WRITTEN INSTRUCTION:
The records below must be output exactly, without pictures.

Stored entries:
■ ■ ■
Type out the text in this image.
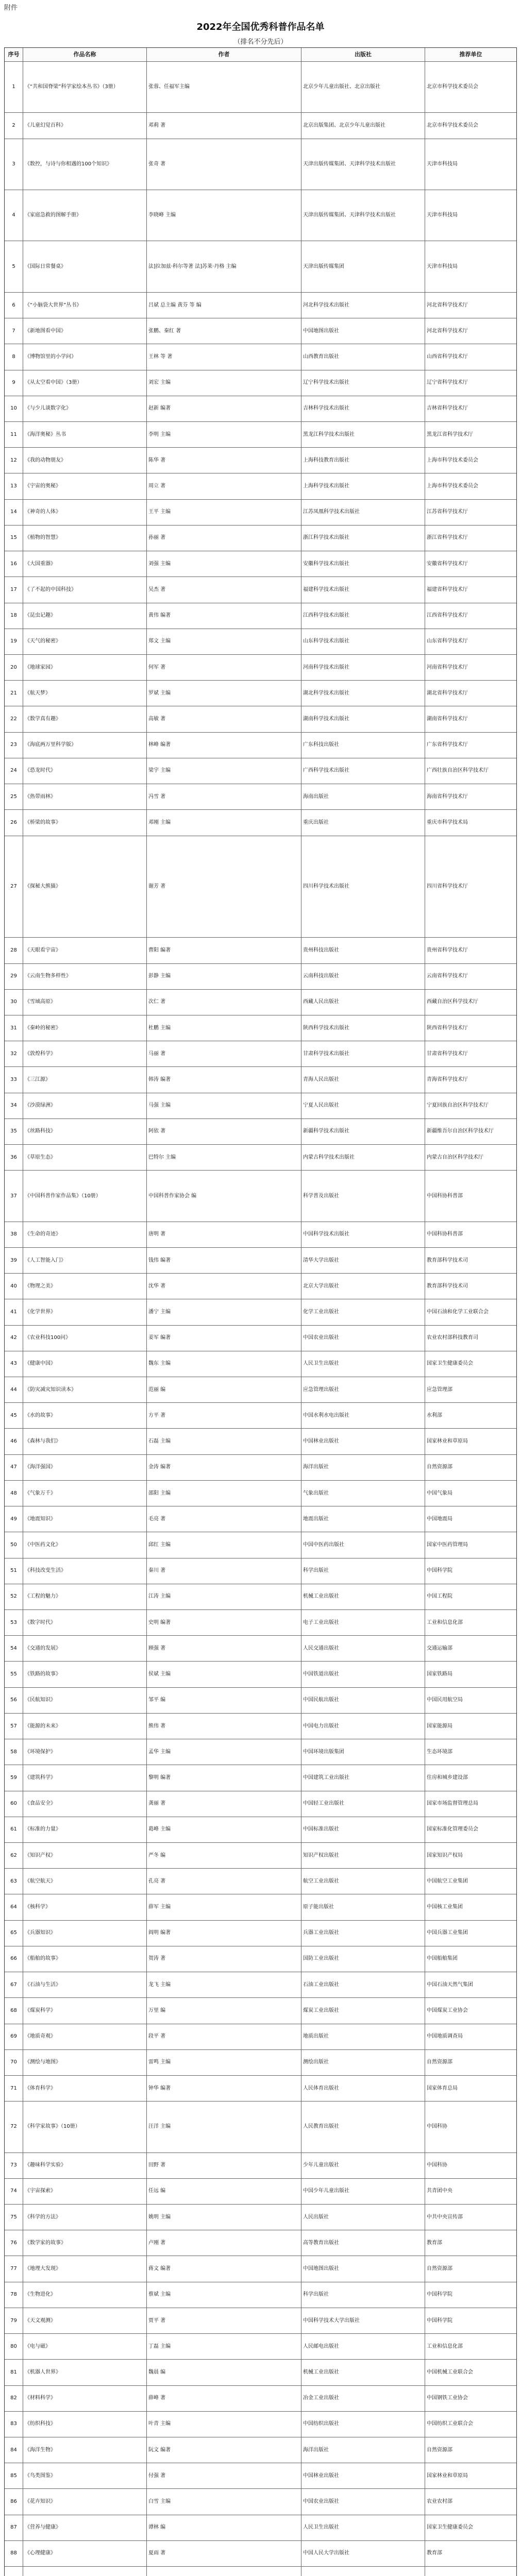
附件
2022年全国优秀科普作品名单
（排名不分先后）
序号	作品名称	作者	出版社	推荐单位
1	《“共和国脊梁”科学家绘本丛书》（3册）	张蓉、任福军主编	北京少年儿童出版社、北京出版社	北京市科学技术委员会
2	《儿童幻觉百科》	邓莉 著	北京出版集团、北京少年儿童出版社	北京市科学技术委员会
3	《数控，与诗与你相遇的100个知识》	张奇 著	天津出版传媒集团、天津科学技术出版社	天津市科技局
4	《家庭急救的图解手册》	李晓峰 主编	天津出版传媒集团、天津科学技术出版社	天津市科技局
5	《国际日常餐桌》	法]拉加兹·科尔等著 法]苏莱·丹格 主编	天津出版传媒集团	天津市科技局
6	《“小脑袋大世界”丛书》	吕斌 总主编 黄芬 等 编	河北科学技术出版社	河北省科学技术厅
7	《新地图看中国》	张鹏、秦红 著	中国地图出版社	河北省科学技术厅
8	《博物馆里的小学问》	王林 等 著	山西教育出版社	山西省科学技术厅
9	《从太空看中国》（3册）	刘宏 主编	辽宁科学技术出版社	辽宁省科学技术厅
10	《与少儿谈数字化》	赵新 编著	吉林科学技术出版社	吉林省科学技术厅
11	《海洋奥秘》丛书	李明 主编	黑龙江科学技术出版社	黑龙江省科学技术厅
12	《我的动物朋友》	陈华 著	上海科技教育出版社	上海市科学技术委员会
13	《宇宙的奥秘》	周立 著	上海科学技术出版社	上海市科学技术委员会
14	《神奇的人体》	王平 主编	江苏凤凰科学技术出版社	江苏省科学技术厅
15	《植物的智慧》	孙丽 著	浙江科学技术出版社	浙江省科学技术厅
16	《大国重器》	刘强 主编	安徽科学技术出版社	安徽省科学技术厅
17	《了不起的中国科技》	吴杰 著	福建科学技术出版社	福建省科学技术厅
18	《昆虫记趣》	黄伟 编著	江西科学技术出版社	江西省科学技术厅
19	《天气的秘密》	郑文 主编	山东科学技术出版社	山东省科学技术厅
20	《地球家园》	何军 著	河南科学技术出版社	河南省科学技术厅
21	《航天梦》	罗斌 主编	湖北科学技术出版社	湖北省科学技术厅
22	《数学真有趣》	高敏 著	湖南科学技术出版社	湖南省科学技术厅
23	《海底两万里科学版》	林峰 编著	广东科技出版社	广东省科学技术厅
24	《恐龙时代》	梁宇 主编	广西科学技术出版社	广西壮族自治区科学技术厅
25	《热带雨林》	冯雪 著	海南出版社	海南省科学技术厅
26	《桥梁的故事》	邓刚 主编	重庆出版社	重庆市科学技术局
27	《探秘大熊猫》	谢芳 著	四川科学技术出版社	四川省科学技术厅
28	《天眼看宇宙》	曹阳 编著	贵州科技出版社	贵州省科学技术厅
29	《云南生物多样性》	彭静 主编	云南科技出版社	云南省科学技术厅
30	《雪域高原》	次仁 著	西藏人民出版社	西藏自治区科学技术厅
31	《秦岭的秘密》	杜鹏 主编	陕西科学技术出版社	陕西省科学技术厅
32	《敦煌科学》	马丽 著	甘肃科学技术出版社	甘肃省科学技术厅
33	《三江源》	韩涛 编著	青海人民出版社	青海省科学技术厅
34	《沙漠绿洲》	马强 主编	宁夏人民出版社	宁夏回族自治区科学技术厅
35	《丝路科技》	阿依 著	新疆科学技术出版社	新疆维吾尔自治区科学技术厅
36	《草原生态》	巴特尔 主编	内蒙古科学技术出版社	内蒙古自治区科学技术厅
37	《中国科普作家作品集》（10册）	中国科普作家协会 编	科学普及出版社	中国科协科普部
38	《生命的奇迹》	唐明 著	中国科学技术出版社	中国科协科普部
39	《人工智能入门》	钱伟 编著	清华大学出版社	教育部科学技术司
40	《物理之美》	沈华 著	北京大学出版社	教育部科学技术司
41	《化学世界》	潘宁 主编	化学工业出版社	中国石油和化学工业联合会
42	《农业科技100问》	姜军 编著	中国农业出版社	农业农村部科技教育司
43	《健康中国》	魏东 主编	人民卫生出版社	国家卫生健康委员会
44	《防灾减灾知识读本》	范丽 编	应急管理出版社	应急管理部
45	《水的故事》	方平 著	中国水利水电出版社	水利部
46	《森林与我们》	石磊 主编	中国林业出版社	国家林业和草原局
47	《海洋强国》	金涛 编著	海洋出版社	自然资源部
48	《气象万千》	邵阳 主编	气象出版社	中国气象局
49	《地震知识》	毛亮 著	地震出版社	中国地震局
50	《中医药文化》	邱红 主编	中国中医药出版社	国家中医药管理局
51	《科技改变生活》	秦川 著	科学出版社	中国科学院
52	《工程的魅力》	江涛 主编	机械工业出版社	中国工程院
53	《数字时代》	史明 编著	电子工业出版社	工业和信息化部
54	《交通的发展》	顾强 著	人民交通出版社	交通运输部
55	《铁路的故事》	侯斌 主编	中国铁道出版社	国家铁路局
56	《民航知识》	邹平 编	中国民航出版社	中国民用航空局
57	《能源的未来》	熊伟 著	中国电力出版社	国家能源局
58	《环境保护》	孟华 主编	中国环境出版集团	生态环境部
59	《建筑科学》	黎明 编著	中国建筑工业出版社	住房和城乡建设部
60	《食品安全》	龚丽 著	中国轻工业出版社	国家市场监督管理总局
61	《标准的力量》	葛峰 主编	中国标准出版社	国家标准化管理委员会
62	《知识产权》	严冬 编	知识产权出版社	国家知识产权局
63	《航空航天》	孔亮 著	航空工业出版社	中国航空工业集团
64	《核科学》	薛军 主编	原子能出版社	中国核工业集团
65	《兵器知识》	阎明 编著	兵器工业出版社	中国兵器工业集团
66	《船舶的故事》	贺涛 著	国防工业出版社	中国船舶集团
67	《石油与生活》	龙飞 主编	石油工业出版社	中国石油天然气集团
68	《煤炭科学》	万里 编	煤炭工业出版社	中国煤炭工业协会
69	《地质奇观》	段平 著	地质出版社	中国地质调查局
70	《测绘与地图》	雷鸣 主编	测绘出版社	自然资源部
71	《体育科学》	钟华 编著	人民体育出版社	国家体育总局
72	《科学家故事》（10册）	汪洋 主编	人民教育出版社	中国科协
73	《趣味科学实验》	田野 著	少年儿童出版社	中国科协
74	《宇宙探索》	任远 编	中国少年儿童出版社	共青团中央
75	《科学的方法》	姚明 主编	人民出版社	中共中央宣传部
76	《数学家的故事》	卢刚 著	高等教育出版社	教育部
77	《地理大发现》	蒋文 编著	中国地图出版社	自然资源部
78	《生物进化》	蔡斌 主编	科学出版社	中国科学院
79	《天文观测》	贾平 著	中国科学技术大学出版社	中国科学院
80	《电与磁》	丁磊 主编	人民邮电出版社	工业和信息化部
81	《机器人世界》	魏晨 编	机械工业出版社	中国机械工业联合会
82	《材料科学》	薛峰 著	冶金工业出版社	中国钢铁工业协会
83	《纺织科技》	叶青 主编	中国纺织出版社	中国纺织工业联合会
84	《海洋生物》	阮文 编著	海洋出版社	自然资源部
85	《鸟类图鉴》	付强 著	中国林业出版社	国家林业和草原局
86	《花卉知识》	白雪 主编	中国农业出版社	农业农村部
87	《营养与健康》	谭林 编	人民卫生出版社	国家卫生健康委员会
88	《心理健康》	夏雨 著	中国人民大学出版社	教育部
■ ■ ■
RESPONSE:
Type out the text in this image.
附件
2022年全国优秀科普作品名单
（排名不分先后）
序号	作品名称	作者	出版社	推荐单位
1	《“共和国脊梁”科学家绘本丛书》（3册）	张蓉、任福军主编	北京少年儿童出版社、北京出版社	北京市科学技术委员会
2	《儿童幻觉百科》	邓莉 著	北京出版集团、北京少年儿童出版社	北京市科学技术委员会
3	《数控，与诗与你相遇的100个知识》	张奇 著	天津出版传媒集团、天津科学技术出版社	天津市科技局
4	《家庭急救的图解手册》	李晓峰 主编	天津出版传媒集团、天津科学技术出版社	天津市科技局
5	《国际日常餐桌》	法]拉加兹·科尔等著 法]苏莱·丹格 主编	天津出版传媒集团	天津市科技局
6	《“小脑袋大世界”丛书》	吕斌 总主编 黄芬 等 编	河北科学技术出版社	河北省科学技术厅
7	《新地图看中国》	张鹏、秦红 著	中国地图出版社	河北省科学技术厅
8	《博物馆里的小学问》	王林 等 著	山西教育出版社	山西省科学技术厅
9	《从太空看中国》（3册）	刘宏 主编	辽宁科学技术出版社	辽宁省科学技术厅
10	《与少儿谈数字化》	赵新 编著	吉林科学技术出版社	吉林省科学技术厅
11	《海洋奥秘》丛书	李明 主编	黑龙江科学技术出版社	黑龙江省科学技术厅
12	《我的动物朋友》	陈华 著	上海科技教育出版社	上海市科学技术委员会
13	《宇宙的奥秘》	周立 著	上海科学技术出版社	上海市科学技术委员会
14	《神奇的人体》	王平 主编	江苏凤凰科学技术出版社	江苏省科学技术厅
15	《植物的智慧》	孙丽 著	浙江科学技术出版社	浙江省科学技术厅
16	《大国重器》	刘强 主编	安徽科学技术出版社	安徽省科学技术厅
17	《了不起的中国科技》	吴杰 著	福建科学技术出版社	福建省科学技术厅
18	《昆虫记趣》	黄伟 编著	江西科学技术出版社	江西省科学技术厅
19	《天气的秘密》	郑文 主编	山东科学技术出版社	山东省科学技术厅
20	《地球家园》	何军 著	河南科学技术出版社	河南省科学技术厅
21	《航天梦》	罗斌 主编	湖北科学技术出版社	湖北省科学技术厅
22	《数学真有趣》	高敏 著	湖南科学技术出版社	湖南省科学技术厅
23	《海底两万里科学版》	林峰 编著	广东科技出版社	广东省科学技术厅
24	《恐龙时代》	梁宇 主编	广西科学技术出版社	广西壮族自治区科学技术厅
25	《热带雨林》	冯雪 著	海南出版社	海南省科学技术厅
26	《桥梁的故事》	邓刚 主编	重庆出版社	重庆市科学技术局
27	《探秘大熊猫》	谢芳 著	四川科学技术出版社	四川省科学技术厅
28	《天眼看宇宙》	曹阳 编著	贵州科技出版社	贵州省科学技术厅
29	《云南生物多样性》	彭静 主编	云南科技出版社	云南省科学技术厅
30	《雪域高原》	次仁 著	西藏人民出版社	西藏自治区科学技术厅
31	《秦岭的秘密》	杜鹏 主编	陕西科学技术出版社	陕西省科学技术厅
32	《敦煌科学》	马丽 著	甘肃科学技术出版社	甘肃省科学技术厅
33	《三江源》	韩涛 编著	青海人民出版社	青海省科学技术厅
34	《沙漠绿洲》	马强 主编	宁夏人民出版社	宁夏回族自治区科学技术厅
35	《丝路科技》	阿依 著	新疆科学技术出版社	新疆维吾尔自治区科学技术厅
36	《草原生态》	巴特尔 主编	内蒙古科学技术出版社	内蒙古自治区科学技术厅
37	《中国科普作家作品集》（10册）	中国科普作家协会 编	科学普及出版社	中国科协科普部
38	《生命的奇迹》	唐明 著	中国科学技术出版社	中国科协科普部
39	《人工智能入门》	钱伟 编著	清华大学出版社	教育部科学技术司
40	《物理之美》	沈华 著	北京大学出版社	教育部科学技术司
41	《化学世界》	潘宁 主编	化学工业出版社	中国石油和化学工业联合会
42	《农业科技100问》	姜军 编著	中国农业出版社	农业农村部科技教育司
43	《健康中国》	魏东 主编	人民卫生出版社	国家卫生健康委员会
44	《防灾减灾知识读本》	范丽 编	应急管理出版社	应急管理部
45	《水的故事》	方平 著	中国水利水电出版社	水利部
46	《森林与我们》	石磊 主编	中国林业出版社	国家林业和草原局
47	《海洋强国》	金涛 编著	海洋出版社	自然资源部
48	《气象万千》	邵阳 主编	气象出版社	中国气象局
49	《地震知识》	毛亮 著	地震出版社	中国地震局
50	《中医药文化》	邱红 主编	中国中医药出版社	国家中医药管理局
51	《科技改变生活》	秦川 著	科学出版社	中国科学院
52	《工程的魅力》	江涛 主编	机械工业出版社	中国工程院
53	《数字时代》	史明 编著	电子工业出版社	工业和信息化部
54	《交通的发展》	顾强 著	人民交通出版社	交通运输部
55	《铁路的故事》	侯斌 主编	中国铁道出版社	国家铁路局
56	《民航知识》	邹平 编	中国民航出版社	中国民用航空局
57	《能源的未来》	熊伟 著	中国电力出版社	国家能源局
58	《环境保护》	孟华 主编	中国环境出版集团	生态环境部
59	《建筑科学》	黎明 编著	中国建筑工业出版社	住房和城乡建设部
60	《食品安全》	龚丽 著	中国轻工业出版社	国家市场监督管理总局
61	《标准的力量》	葛峰 主编	中国标准出版社	国家标准化管理委员会
62	《知识产权》	严冬 编	知识产权出版社	国家知识产权局
63	《航空航天》	孔亮 著	航空工业出版社	中国航空工业集团
64	《核科学》	薛军 主编	原子能出版社	中国核工业集团
65	《兵器知识》	阎明 编著	兵器工业出版社	中国兵器工业集团
66	《船舶的故事》	贺涛 著	国防工业出版社	中国船舶集团
67	《石油与生活》	龙飞 主编	石油工业出版社	中国石油天然气集团
68	《煤炭科学》	万里 编	煤炭工业出版社	中国煤炭工业协会
69	《地质奇观》	段平 著	地质出版社	中国地质调查局
70	《测绘与地图》	雷鸣 主编	测绘出版社	自然资源部
71	《体育科学》	钟华 编著	人民体育出版社	国家体育总局
72	《科学家故事》（10册）	汪洋 主编	人民教育出版社	中国科协
73	《趣味科学实验》	田野 著	少年儿童出版社	中国科协
74	《宇宙探索》	任远 编	中国少年儿童出版社	共青团中央
75	《科学的方法》	姚明 主编	人民出版社	中共中央宣传部
76	《数学家的故事》	卢刚 著	高等教育出版社	教育部
77	《地理大发现》	蒋文 编著	中国地图出版社	自然资源部
78	《生物进化》	蔡斌 主编	科学出版社	中国科学院
79	《天文观测》	贾平 著	中国科学技术大学出版社	中国科学院
80	《电与磁》	丁磊 主编	人民邮电出版社	工业和信息化部
81	《机器人世界》	魏晨 编	机械工业出版社	中国机械工业联合会
82	《材料科学》	薛峰 著	冶金工业出版社	中国钢铁工业协会
83	《纺织科技》	叶青 主编	中国纺织出版社	中国纺织工业联合会
84	《海洋生物》	阮文 编著	海洋出版社	自然资源部
85	《鸟类图鉴》	付强 著	中国林业出版社	国家林业和草原局
86	《花卉知识》	白雪 主编	中国农业出版社	农业农村部
87	《营养与健康》	谭林 编	人民卫生出版社	国家卫生健康委员会
88	《心理健康》	夏雨 著	中国人民大学出版社	教育部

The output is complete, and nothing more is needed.